What you are asked to do
In the listing that follows, how many lines contain the string "type"? Provide only the number.

Extracted entries

====================

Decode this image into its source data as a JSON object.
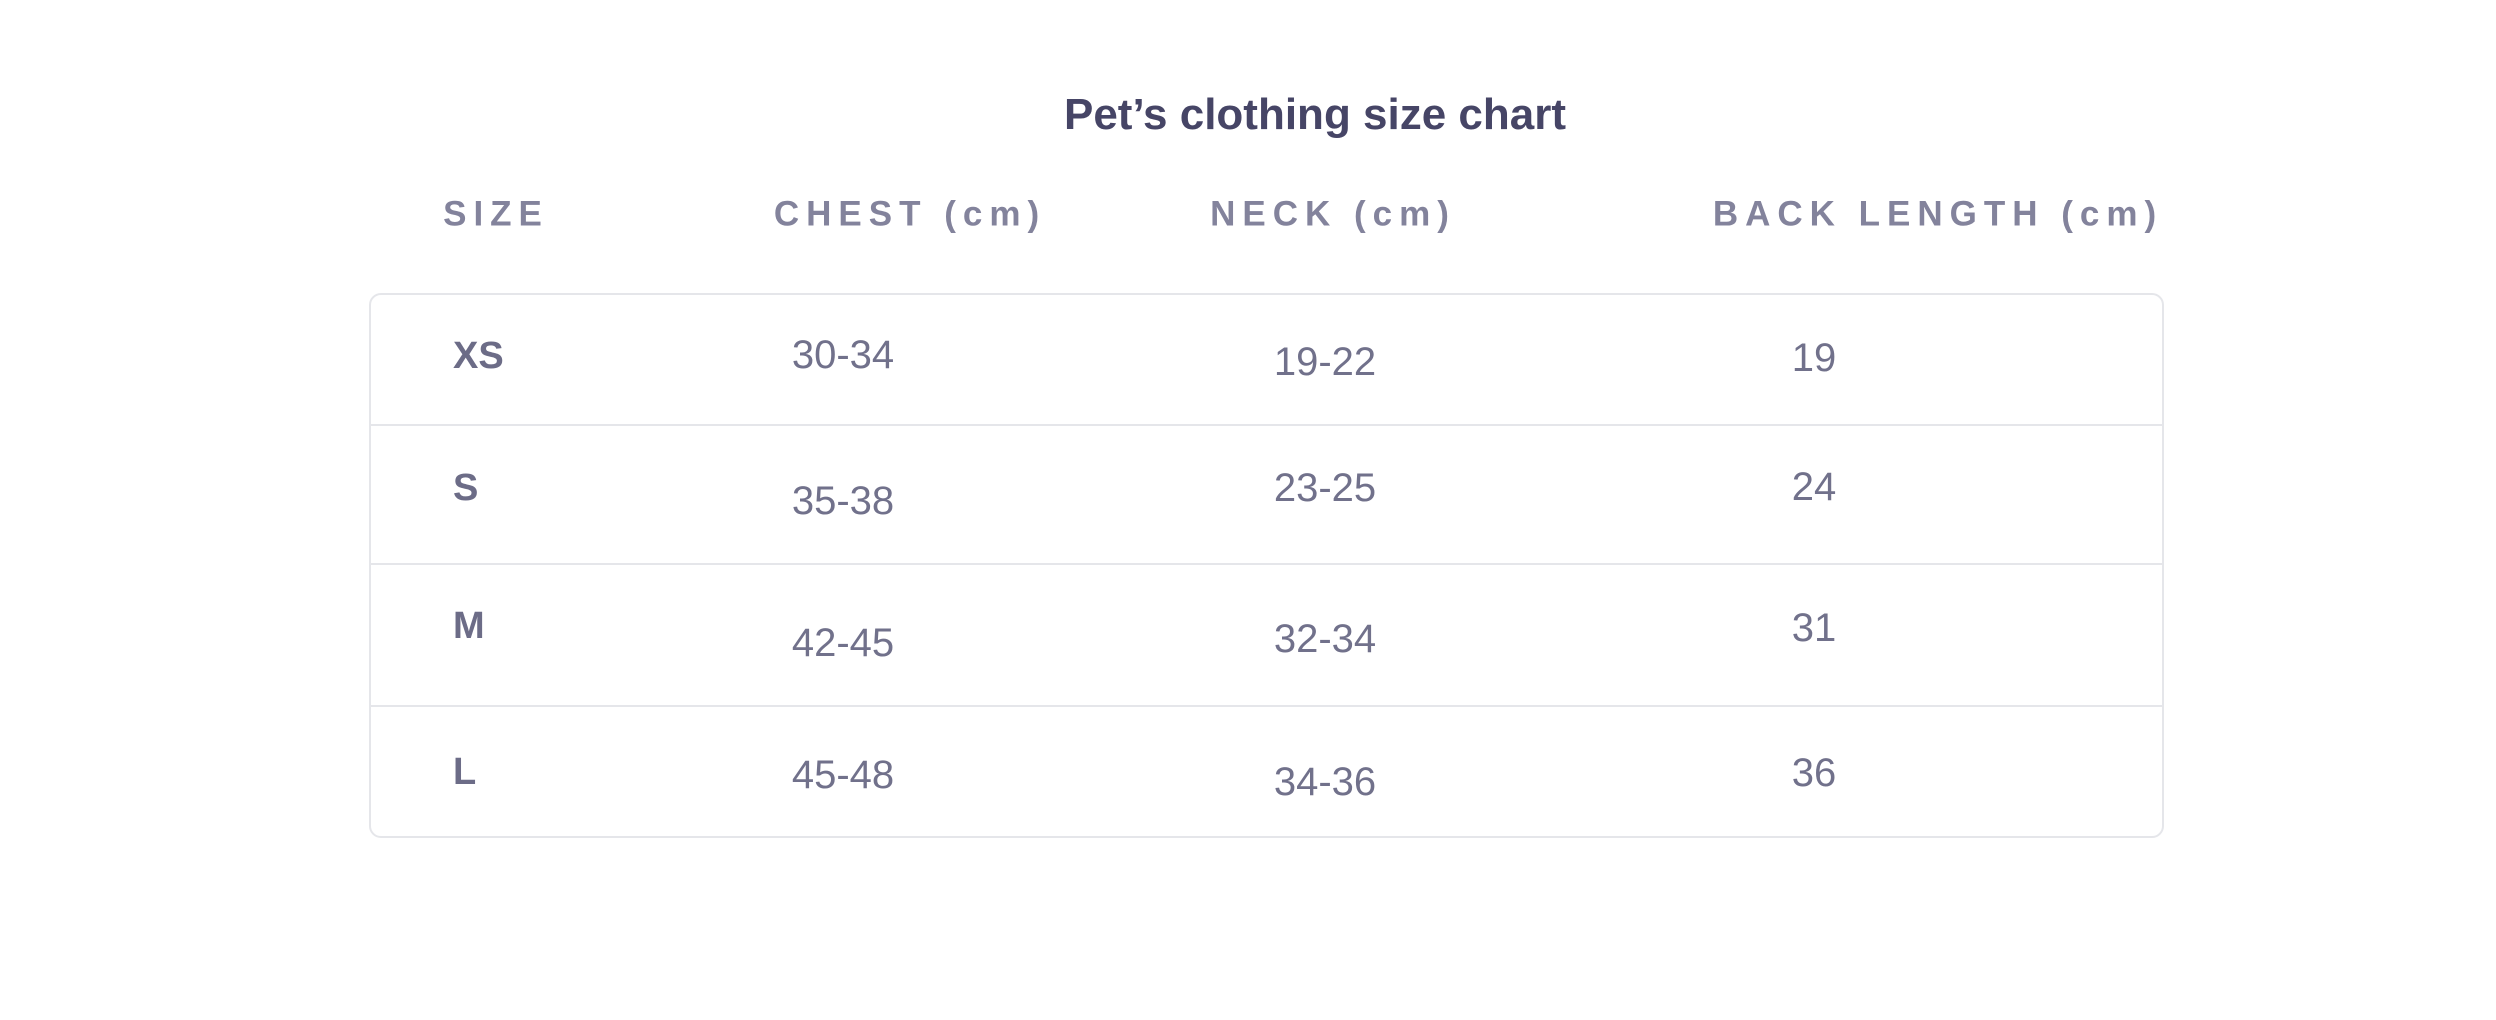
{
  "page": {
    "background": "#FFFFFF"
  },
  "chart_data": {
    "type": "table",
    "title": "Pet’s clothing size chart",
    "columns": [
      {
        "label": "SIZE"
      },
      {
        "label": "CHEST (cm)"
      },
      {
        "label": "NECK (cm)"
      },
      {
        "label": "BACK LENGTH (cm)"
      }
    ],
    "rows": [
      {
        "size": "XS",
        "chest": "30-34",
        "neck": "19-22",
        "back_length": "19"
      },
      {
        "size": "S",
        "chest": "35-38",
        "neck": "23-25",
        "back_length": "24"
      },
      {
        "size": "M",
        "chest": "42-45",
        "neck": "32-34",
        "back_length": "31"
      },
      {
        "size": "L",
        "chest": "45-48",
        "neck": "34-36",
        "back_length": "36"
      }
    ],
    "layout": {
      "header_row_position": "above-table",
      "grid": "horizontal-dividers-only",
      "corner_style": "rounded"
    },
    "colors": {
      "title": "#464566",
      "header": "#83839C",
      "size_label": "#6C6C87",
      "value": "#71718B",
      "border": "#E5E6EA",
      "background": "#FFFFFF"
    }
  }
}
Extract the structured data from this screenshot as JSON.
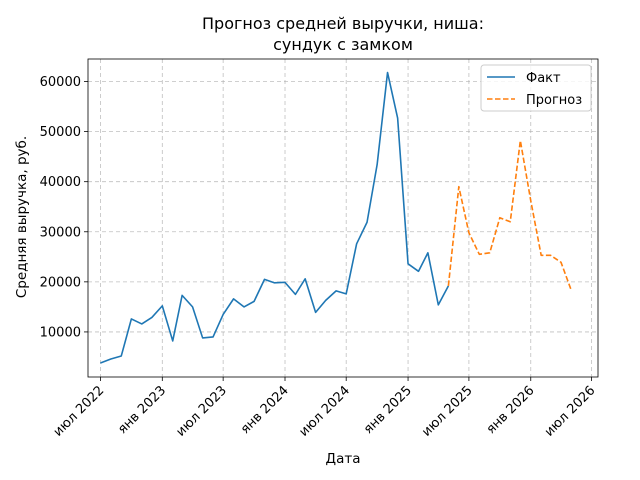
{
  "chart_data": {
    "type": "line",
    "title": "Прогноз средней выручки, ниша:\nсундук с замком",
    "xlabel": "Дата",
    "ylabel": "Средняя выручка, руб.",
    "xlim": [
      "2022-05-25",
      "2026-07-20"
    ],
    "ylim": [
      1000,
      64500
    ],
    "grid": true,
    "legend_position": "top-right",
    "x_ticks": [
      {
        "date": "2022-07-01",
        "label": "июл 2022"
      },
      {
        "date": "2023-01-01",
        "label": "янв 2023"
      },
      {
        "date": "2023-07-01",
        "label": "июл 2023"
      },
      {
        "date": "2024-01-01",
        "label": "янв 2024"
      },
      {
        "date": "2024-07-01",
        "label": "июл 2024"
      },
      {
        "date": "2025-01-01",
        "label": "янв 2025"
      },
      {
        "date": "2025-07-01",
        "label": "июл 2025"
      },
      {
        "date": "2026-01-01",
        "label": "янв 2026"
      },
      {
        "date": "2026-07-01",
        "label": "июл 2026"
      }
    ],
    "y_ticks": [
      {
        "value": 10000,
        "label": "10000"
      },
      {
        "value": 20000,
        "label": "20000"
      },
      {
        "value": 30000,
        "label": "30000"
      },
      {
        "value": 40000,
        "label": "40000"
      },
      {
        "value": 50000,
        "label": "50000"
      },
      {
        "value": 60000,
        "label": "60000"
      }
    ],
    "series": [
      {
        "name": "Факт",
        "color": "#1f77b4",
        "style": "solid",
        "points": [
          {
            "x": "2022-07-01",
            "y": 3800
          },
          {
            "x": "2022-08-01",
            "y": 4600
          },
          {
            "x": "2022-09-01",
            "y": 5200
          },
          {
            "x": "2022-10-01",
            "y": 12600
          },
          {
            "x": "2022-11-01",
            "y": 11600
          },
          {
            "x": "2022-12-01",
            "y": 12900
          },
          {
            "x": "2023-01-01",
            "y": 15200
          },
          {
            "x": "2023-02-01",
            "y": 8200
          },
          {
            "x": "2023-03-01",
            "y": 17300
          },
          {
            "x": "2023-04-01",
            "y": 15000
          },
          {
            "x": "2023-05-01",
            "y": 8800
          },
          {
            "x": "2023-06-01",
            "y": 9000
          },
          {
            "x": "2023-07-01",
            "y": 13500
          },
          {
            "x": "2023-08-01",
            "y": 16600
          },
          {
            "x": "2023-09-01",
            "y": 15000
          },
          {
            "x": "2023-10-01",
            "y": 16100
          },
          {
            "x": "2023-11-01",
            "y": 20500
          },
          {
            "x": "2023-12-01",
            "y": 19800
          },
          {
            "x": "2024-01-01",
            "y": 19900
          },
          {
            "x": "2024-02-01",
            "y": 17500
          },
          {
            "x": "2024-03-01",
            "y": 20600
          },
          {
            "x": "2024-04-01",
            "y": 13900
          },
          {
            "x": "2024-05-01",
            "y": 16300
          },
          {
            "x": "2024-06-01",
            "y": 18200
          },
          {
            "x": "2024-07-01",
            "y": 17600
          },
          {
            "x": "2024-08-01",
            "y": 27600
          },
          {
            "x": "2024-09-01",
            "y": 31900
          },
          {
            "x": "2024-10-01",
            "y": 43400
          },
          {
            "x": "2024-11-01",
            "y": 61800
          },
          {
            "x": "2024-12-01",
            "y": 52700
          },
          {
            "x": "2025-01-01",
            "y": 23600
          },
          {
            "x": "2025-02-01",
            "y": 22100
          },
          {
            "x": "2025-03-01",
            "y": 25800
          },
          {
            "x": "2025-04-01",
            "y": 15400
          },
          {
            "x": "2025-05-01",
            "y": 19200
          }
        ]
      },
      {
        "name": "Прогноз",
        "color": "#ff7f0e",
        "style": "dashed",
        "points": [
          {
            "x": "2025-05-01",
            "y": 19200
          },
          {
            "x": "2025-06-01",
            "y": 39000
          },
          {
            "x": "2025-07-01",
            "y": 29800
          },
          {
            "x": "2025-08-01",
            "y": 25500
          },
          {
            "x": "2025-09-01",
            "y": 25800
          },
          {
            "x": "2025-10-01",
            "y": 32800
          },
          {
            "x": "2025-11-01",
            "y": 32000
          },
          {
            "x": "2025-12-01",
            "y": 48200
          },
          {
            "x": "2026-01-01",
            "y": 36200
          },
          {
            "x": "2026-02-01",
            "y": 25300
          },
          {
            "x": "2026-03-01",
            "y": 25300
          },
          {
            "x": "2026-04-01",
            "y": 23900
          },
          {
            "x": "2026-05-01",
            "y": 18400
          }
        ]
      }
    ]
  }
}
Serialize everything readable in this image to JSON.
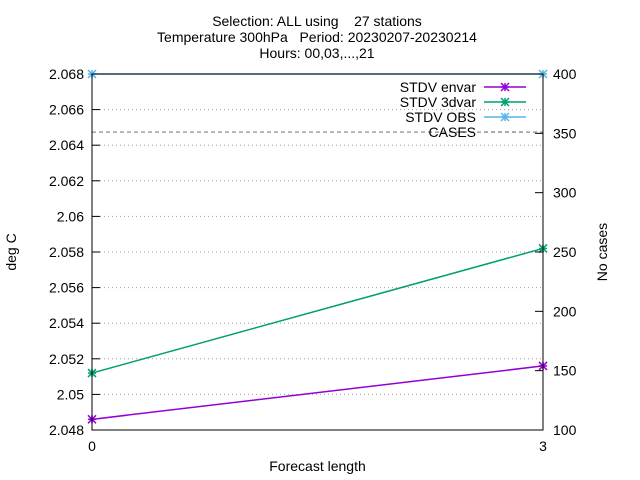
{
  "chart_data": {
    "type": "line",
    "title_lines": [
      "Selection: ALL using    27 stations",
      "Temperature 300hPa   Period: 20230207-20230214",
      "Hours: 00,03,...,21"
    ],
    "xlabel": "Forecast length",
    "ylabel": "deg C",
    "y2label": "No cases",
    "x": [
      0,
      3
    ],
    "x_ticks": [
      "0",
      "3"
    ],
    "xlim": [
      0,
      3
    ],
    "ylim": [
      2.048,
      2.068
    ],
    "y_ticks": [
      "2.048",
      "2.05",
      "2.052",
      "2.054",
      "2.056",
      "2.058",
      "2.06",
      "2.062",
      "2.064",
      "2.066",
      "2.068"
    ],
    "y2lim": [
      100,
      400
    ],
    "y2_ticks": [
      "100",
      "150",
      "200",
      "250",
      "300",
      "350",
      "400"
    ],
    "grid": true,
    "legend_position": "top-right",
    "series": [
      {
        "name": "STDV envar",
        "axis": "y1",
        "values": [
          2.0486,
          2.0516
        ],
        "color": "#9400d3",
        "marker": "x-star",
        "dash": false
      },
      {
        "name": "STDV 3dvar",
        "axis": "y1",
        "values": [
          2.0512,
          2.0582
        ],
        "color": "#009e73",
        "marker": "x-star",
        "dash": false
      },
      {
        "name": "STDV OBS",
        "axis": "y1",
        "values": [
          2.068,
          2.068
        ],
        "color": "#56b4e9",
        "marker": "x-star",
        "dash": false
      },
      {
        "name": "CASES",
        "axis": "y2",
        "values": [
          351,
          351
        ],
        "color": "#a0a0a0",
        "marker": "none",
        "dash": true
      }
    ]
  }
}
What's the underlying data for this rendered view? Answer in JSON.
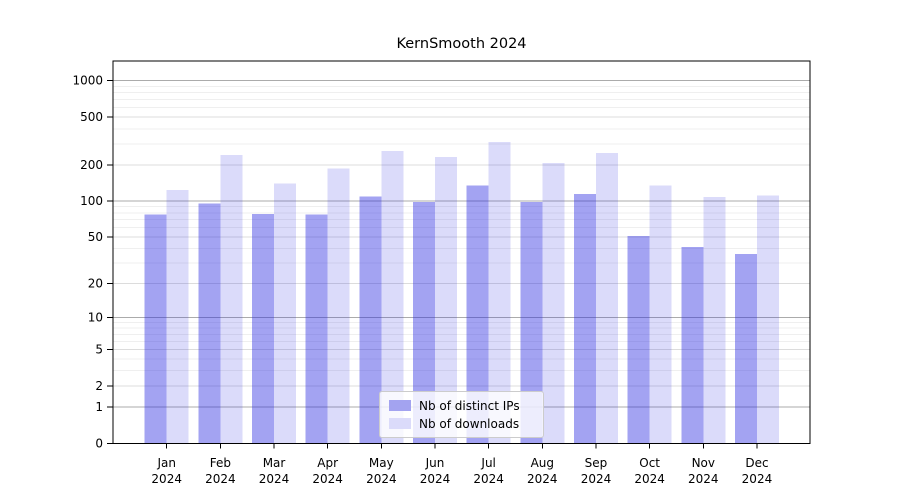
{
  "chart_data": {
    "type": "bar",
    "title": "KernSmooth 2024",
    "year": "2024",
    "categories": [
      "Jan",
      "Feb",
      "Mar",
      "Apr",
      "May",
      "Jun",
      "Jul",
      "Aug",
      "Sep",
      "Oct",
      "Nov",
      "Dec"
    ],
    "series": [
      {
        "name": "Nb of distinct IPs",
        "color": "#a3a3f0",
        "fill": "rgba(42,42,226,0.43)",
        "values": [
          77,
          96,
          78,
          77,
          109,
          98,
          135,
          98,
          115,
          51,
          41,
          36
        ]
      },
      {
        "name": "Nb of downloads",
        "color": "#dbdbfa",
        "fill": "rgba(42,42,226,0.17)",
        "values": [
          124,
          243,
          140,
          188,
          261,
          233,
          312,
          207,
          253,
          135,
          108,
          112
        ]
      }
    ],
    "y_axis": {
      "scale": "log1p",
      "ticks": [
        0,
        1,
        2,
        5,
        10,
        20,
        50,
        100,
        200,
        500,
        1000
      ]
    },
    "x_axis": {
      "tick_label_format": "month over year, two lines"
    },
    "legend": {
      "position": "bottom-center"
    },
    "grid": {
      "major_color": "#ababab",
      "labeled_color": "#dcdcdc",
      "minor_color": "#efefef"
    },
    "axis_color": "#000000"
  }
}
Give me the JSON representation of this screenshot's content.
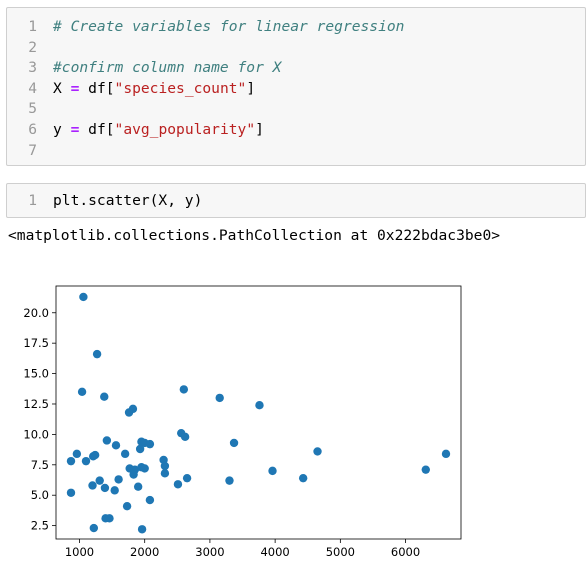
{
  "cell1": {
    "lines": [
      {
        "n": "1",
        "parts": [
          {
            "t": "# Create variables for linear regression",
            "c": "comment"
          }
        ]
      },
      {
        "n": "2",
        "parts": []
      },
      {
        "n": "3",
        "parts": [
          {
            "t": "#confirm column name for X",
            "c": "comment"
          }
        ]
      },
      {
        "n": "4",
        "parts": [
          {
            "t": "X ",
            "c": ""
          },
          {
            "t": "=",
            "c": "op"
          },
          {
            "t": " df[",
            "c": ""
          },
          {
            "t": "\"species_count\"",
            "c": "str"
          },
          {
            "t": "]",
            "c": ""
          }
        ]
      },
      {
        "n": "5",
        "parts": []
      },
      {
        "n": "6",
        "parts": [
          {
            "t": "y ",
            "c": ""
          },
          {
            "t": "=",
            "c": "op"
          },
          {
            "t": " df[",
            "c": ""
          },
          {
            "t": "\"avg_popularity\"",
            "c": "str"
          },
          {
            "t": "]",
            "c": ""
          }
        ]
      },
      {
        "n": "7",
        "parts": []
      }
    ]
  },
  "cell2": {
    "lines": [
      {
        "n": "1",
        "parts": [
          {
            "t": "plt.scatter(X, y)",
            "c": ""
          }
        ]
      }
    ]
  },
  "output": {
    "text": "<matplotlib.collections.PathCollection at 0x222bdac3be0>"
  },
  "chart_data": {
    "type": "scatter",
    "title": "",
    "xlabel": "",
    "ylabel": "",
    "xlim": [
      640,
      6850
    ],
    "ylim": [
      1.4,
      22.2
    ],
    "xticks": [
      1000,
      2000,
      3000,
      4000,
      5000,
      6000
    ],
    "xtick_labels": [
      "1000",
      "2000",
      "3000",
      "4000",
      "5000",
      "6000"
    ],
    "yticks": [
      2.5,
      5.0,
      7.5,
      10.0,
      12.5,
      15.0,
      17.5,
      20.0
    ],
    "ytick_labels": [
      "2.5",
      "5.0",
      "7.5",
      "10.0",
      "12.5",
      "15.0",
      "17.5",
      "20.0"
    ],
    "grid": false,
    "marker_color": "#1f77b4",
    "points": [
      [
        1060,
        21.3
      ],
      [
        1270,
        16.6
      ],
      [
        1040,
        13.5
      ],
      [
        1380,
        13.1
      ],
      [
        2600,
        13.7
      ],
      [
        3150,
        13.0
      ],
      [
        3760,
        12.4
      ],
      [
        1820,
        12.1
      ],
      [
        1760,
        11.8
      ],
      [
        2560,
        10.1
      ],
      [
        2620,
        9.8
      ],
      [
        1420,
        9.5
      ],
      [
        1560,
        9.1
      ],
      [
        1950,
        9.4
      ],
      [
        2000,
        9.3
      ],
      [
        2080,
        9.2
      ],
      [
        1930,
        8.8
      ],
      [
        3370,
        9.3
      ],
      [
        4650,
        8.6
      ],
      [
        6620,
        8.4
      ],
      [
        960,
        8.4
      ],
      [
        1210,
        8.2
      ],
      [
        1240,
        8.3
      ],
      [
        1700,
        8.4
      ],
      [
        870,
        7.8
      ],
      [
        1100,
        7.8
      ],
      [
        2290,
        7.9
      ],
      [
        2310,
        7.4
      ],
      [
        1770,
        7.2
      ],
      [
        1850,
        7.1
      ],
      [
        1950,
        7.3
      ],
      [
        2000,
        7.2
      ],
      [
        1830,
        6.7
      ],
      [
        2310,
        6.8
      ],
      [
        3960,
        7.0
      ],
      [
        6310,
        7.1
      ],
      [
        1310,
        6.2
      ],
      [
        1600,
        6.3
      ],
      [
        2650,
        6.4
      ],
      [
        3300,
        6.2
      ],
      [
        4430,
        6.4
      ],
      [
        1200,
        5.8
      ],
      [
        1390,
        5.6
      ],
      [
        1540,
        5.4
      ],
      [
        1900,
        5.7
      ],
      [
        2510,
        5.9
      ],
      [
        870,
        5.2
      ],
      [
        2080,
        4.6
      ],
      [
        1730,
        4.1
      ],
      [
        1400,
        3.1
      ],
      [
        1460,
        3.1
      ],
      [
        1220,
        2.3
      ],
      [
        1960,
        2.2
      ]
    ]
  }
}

====================

Response to the exercise
5